Stored data entries
----------

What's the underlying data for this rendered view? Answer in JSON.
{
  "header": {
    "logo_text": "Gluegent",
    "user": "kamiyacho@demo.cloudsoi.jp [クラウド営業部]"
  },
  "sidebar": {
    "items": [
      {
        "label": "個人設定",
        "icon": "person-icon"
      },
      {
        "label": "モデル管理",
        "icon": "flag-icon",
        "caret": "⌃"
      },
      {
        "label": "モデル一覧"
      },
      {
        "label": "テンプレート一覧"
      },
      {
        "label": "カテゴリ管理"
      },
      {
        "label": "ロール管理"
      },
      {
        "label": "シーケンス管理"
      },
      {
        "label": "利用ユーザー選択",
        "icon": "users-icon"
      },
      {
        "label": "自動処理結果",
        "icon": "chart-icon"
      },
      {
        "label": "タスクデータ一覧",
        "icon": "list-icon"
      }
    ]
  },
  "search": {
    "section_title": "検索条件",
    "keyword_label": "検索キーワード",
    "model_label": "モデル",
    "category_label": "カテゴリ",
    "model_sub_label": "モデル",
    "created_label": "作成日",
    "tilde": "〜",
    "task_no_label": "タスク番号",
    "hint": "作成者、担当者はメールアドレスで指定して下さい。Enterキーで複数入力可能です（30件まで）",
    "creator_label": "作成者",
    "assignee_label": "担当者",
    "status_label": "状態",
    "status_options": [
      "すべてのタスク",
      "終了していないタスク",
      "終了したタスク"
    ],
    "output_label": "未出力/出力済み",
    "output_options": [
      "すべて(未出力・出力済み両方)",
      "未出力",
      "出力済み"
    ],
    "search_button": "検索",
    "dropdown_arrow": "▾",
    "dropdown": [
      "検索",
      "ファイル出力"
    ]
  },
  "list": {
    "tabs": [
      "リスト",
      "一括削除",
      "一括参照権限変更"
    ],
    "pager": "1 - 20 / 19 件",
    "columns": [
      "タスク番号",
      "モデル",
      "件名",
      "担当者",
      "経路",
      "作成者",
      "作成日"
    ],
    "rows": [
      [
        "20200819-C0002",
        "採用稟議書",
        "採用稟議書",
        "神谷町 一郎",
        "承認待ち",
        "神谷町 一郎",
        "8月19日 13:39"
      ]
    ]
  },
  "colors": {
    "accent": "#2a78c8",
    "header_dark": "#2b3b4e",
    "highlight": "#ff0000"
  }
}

----------

§ Short task: Return each line of the listing that holds the string "icon".

§ Answer to the task:
        "icon": "person-icon"
        "icon": "flag-icon",
        "icon": "users-icon"
        "icon": "chart-icon"
        "icon": "list-icon"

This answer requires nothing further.